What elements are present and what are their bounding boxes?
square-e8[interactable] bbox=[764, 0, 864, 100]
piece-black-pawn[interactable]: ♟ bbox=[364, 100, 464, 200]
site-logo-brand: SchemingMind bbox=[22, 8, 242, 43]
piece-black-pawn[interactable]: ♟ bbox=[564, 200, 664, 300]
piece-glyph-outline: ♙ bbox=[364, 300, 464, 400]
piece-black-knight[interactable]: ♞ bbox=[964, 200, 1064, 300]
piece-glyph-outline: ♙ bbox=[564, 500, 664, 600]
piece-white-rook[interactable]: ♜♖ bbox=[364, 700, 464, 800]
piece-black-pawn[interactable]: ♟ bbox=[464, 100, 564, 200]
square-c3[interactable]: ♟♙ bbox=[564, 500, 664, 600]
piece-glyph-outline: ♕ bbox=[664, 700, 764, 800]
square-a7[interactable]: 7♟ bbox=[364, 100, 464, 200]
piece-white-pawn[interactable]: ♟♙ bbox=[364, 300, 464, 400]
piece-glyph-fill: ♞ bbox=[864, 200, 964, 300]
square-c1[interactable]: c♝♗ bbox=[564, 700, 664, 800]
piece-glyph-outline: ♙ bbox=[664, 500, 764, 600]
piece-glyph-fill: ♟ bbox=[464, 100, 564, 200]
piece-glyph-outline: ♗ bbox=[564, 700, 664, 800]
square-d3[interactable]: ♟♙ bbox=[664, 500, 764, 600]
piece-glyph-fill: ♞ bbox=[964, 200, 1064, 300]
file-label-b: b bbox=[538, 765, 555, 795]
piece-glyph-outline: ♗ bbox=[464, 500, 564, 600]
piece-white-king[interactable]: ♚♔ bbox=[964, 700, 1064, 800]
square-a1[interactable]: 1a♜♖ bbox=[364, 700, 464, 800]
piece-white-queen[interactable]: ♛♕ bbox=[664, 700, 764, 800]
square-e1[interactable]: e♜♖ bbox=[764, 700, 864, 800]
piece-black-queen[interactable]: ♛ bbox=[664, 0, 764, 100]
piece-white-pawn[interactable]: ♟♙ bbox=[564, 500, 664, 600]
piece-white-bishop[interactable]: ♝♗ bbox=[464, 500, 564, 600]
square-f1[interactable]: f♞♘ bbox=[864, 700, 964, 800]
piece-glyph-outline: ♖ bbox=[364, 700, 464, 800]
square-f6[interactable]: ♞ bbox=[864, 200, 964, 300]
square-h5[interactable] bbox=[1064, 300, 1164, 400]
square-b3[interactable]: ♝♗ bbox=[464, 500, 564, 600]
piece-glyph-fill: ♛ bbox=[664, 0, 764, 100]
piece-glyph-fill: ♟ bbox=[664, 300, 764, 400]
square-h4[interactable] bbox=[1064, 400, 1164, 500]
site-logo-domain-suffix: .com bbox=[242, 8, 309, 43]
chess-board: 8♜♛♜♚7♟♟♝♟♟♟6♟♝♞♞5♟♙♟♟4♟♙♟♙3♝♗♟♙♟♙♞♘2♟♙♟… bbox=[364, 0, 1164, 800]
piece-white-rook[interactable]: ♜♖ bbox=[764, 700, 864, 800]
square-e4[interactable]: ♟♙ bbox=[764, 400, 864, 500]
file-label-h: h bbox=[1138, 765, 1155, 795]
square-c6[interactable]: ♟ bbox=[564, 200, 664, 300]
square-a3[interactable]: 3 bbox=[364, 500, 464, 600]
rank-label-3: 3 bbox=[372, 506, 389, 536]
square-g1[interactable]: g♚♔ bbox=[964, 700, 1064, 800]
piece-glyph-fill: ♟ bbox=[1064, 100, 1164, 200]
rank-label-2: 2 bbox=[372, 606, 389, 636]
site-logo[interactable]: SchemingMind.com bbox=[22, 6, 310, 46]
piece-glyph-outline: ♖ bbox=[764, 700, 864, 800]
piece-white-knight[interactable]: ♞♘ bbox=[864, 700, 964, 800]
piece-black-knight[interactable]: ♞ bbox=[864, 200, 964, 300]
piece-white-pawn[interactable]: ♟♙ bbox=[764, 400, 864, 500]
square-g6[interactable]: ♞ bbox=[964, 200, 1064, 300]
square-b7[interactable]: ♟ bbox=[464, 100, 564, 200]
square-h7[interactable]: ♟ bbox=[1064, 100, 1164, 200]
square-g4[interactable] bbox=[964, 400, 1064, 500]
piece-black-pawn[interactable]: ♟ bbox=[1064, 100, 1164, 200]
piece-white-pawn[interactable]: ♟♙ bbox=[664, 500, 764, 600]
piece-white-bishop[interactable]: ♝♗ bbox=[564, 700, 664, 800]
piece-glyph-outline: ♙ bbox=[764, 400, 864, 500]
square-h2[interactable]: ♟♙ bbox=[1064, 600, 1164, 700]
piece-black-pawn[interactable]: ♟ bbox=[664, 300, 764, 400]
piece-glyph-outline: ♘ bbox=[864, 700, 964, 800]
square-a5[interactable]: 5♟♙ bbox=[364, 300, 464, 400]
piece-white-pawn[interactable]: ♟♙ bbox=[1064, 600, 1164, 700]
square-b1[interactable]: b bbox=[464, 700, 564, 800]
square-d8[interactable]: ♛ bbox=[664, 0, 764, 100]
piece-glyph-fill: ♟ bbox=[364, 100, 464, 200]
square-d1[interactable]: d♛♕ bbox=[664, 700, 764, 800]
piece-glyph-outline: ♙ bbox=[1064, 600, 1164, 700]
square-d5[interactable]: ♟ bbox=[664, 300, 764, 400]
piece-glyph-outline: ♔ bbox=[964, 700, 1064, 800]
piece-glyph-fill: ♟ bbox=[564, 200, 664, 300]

**ARBEITSANWEISUNG:** Stellen Sie alle obigen Einträge als Markdown-Tabelle mit den Spalten „Nr.“ und „Eintrag“ dar, wobei jede Tabellenzeile eine fortlaufende Nummer und einen Eintrag enthält. Leerzeilen lassen Sie dabei aus.

**ANTWORT:**
| Nr. | Eintrag |
|---|---|
| 1 | What elements are present and what are their bounding boxes? |
| 2 | square-e8[interactable] bbox=[764, 0, 864, 100] |
| 3 | piece-black-pawn[interactable]: ♟ bbox=[364, 100, 464, 200] |
| 4 | site-logo-brand: SchemingMind bbox=[22, 8, 242, 43] |
| 5 | piece-black-pawn[interactable]: ♟ bbox=[564, 200, 664, 300] |
| 6 | piece-glyph-outline: ♙ bbox=[364, 300, 464, 400] |
| 7 | piece-black-knight[interactable]: ♞ bbox=[964, 200, 1064, 300] |
| 8 | piece-glyph-outline: ♙ bbox=[564, 500, 664, 600] |
| 9 | piece-white-rook[interactable]: ♜♖ bbox=[364, 700, 464, 800] |
| 10 | piece-black-pawn[interactable]: ♟ bbox=[464, 100, 564, 200] |
| 11 | square-c3[interactable]: ♟♙ bbox=[564, 500, 664, 600] |
| 12 | piece-glyph-outline: ♕ bbox=[664, 700, 764, 800] |
| 13 | square-a7[interactable]: 7♟ bbox=[364, 100, 464, 200] |
| 14 | piece-white-pawn[interactable]: ♟♙ bbox=[364, 300, 464, 400] |
| 15 | piece-glyph-fill: ♞ bbox=[864, 200, 964, 300] |
| 16 | square-c1[interactable]: c♝♗ bbox=[564, 700, 664, 800] |
| 17 | piece-glyph-outline: ♙ bbox=[664, 500, 764, 600] |
| 18 | piece-glyph-fill: ♟ bbox=[464, 100, 564, 200] |
| 19 | piece-glyph-outline: ♗ bbox=[564, 700, 664, 800] |
| 20 | square-d3[interactable]: ♟♙ bbox=[664, 500, 764, 600] |
| 21 | piece-glyph-fill: ♞ bbox=[964, 200, 1064, 300] |
| 22 | file-label-b: b bbox=[538, 765, 555, 795] |
| 23 | piece-glyph-outline: ♗ bbox=[464, 500, 564, 600] |
| 24 | piece-white-king[interactable]: ♚♔ bbox=[964, 700, 1064, 800] |
| 25 | square-a1[interactable]: 1a♜♖ bbox=[364, 700, 464, 800] |
| 26 | piece-white-queen[interactable]: ♛♕ bbox=[664, 700, 764, 800] |
| 27 | square-e1[interactable]: e♜♖ bbox=[764, 700, 864, 800] |
| 28 | piece-black-queen[interactable]: ♛ bbox=[664, 0, 764, 100] |
| 29 | piece-white-pawn[interactable]: ♟♙ bbox=[564, 500, 664, 600] |
| 30 | piece-white-bishop[interactable]: ♝♗ bbox=[464, 500, 564, 600] |
| 31 | square-f1[interactable]: f♞♘ bbox=[864, 700, 964, 800] |
| 32 | piece-glyph-outline: ♖ bbox=[364, 700, 464, 800] |
| 33 | square-f6[interactable]: ♞ bbox=[864, 200, 964, 300] |
| 34 | square-h5[interactable] bbox=[1064, 300, 1164, 400] |
| 35 | square-b3[interactable]: ♝♗ bbox=[464, 500, 564, 600] |
| 36 | piece-glyph-fill: ♛ bbox=[664, 0, 764, 100] |
| 37 | piece-glyph-fill: ♟ bbox=[664, 300, 764, 400] |
| 38 | square-h4[interactable] bbox=[1064, 400, 1164, 500] |
| 39 | site-logo-domain-suffix: .com bbox=[242, 8, 309, 43] |
| 40 | chess-board: 8♜♛♜♚7♟♟♝♟♟♟6♟♝♞♞5♟♙♟♟4♟♙♟♙3♝♗♟♙♟♙♞♘2♟♙♟… bbox=[364, 0, 1164, 800] |
| 41 | piece-white-rook[interactable]: ♜♖ bbox=[764, 700, 864, 800] |
| 42 | square-e4[interactable]: ♟♙ bbox=[764, 400, 864, 500] |
| 43 | file-label-h: h bbox=[1138, 765, 1155, 795] |
| 44 | square-c6[interactable]: ♟ bbox=[564, 200, 664, 300] |
| 45 | square-a3[interactable]: 3 bbox=[364, 500, 464, 600] |
| 46 | rank-label-3: 3 bbox=[372, 506, 389, 536] |
| 47 | square-g1[interactable]: g♚♔ bbox=[964, 700, 1064, 800] |
| 48 | piece-glyph-fill: ♟ bbox=[1064, 100, 1164, 200] |
| 49 | rank-label-2: 2 bbox=[372, 606, 389, 636] |
| 50 | site-logo[interactable]: SchemingMind.com bbox=[22, 6, 310, 46] |
| 51 | piece-glyph-outline: ♖ bbox=[764, 700, 864, 800] |
| 52 | piece-white-knight[interactable]: ♞♘ bbox=[864, 700, 964, 800] |
| 53 | piece-black-knight[interactable]: ♞ bbox=[864, 200, 964, 300] |
| 54 | piece-white-pawn[interactable]: ♟♙ bbox=[764, 400, 864, 500] |
| 55 | square-g6[interactable]: ♞ bbox=[964, 200, 1064, 300] |
| 56 | square-b7[interactable]: ♟ bbox=[464, 100, 564, 200] |
| 57 | square-h7[interactable]: ♟ bbox=[1064, 100, 1164, 200] |
| 58 | square-g4[interactable] bbox=[964, 400, 1064, 500] |
| 59 | piece-black-pawn[interactable]: ♟ bbox=[1064, 100, 1164, 200] |
| 60 | piece-white-pawn[interactable]: ♟♙ bbox=[664, 500, 764, 600] |
| 61 | piece-white-bishop[interactable]: ♝♗ bbox=[564, 700, 664, 800] |
| 62 | piece-glyph-outline: ♙ bbox=[764, 400, 864, 500] |
| 63 | square-h2[interactable]: ♟♙ bbox=[1064, 600, 1164, 700] |
| 64 | piece-black-pawn[interactable]: ♟ bbox=[664, 300, 764, 400] |
| 65 | piece-glyph-outline: ♘ bbox=[864, 700, 964, 800] |
| 66 | square-a5[interactable]: 5♟♙ bbox=[364, 300, 464, 400] |
| 67 | piece-white-pawn[interactable]: ♟♙ bbox=[1064, 600, 1164, 700] |
| 68 | square-b1[interactable]: b bbox=[464, 700, 564, 800] |
| 69 | square-d8[interactable]: ♛ bbox=[664, 0, 764, 100] |
| 70 | piece-glyph-fill: ♟ bbox=[364, 100, 464, 200] |
| 71 | square-d1[interactable]: d♛♕ bbox=[664, 700, 764, 800] |
| 72 | piece-glyph-outline: ♙ bbox=[1064, 600, 1164, 700] |
| 73 | square-d5[interactable]: ♟ bbox=[664, 300, 764, 400] |
| 74 | piece-glyph-outline: ♔ bbox=[964, 700, 1064, 800] |
| 75 | piece-glyph-fill: ♟ bbox=[564, 200, 664, 300] |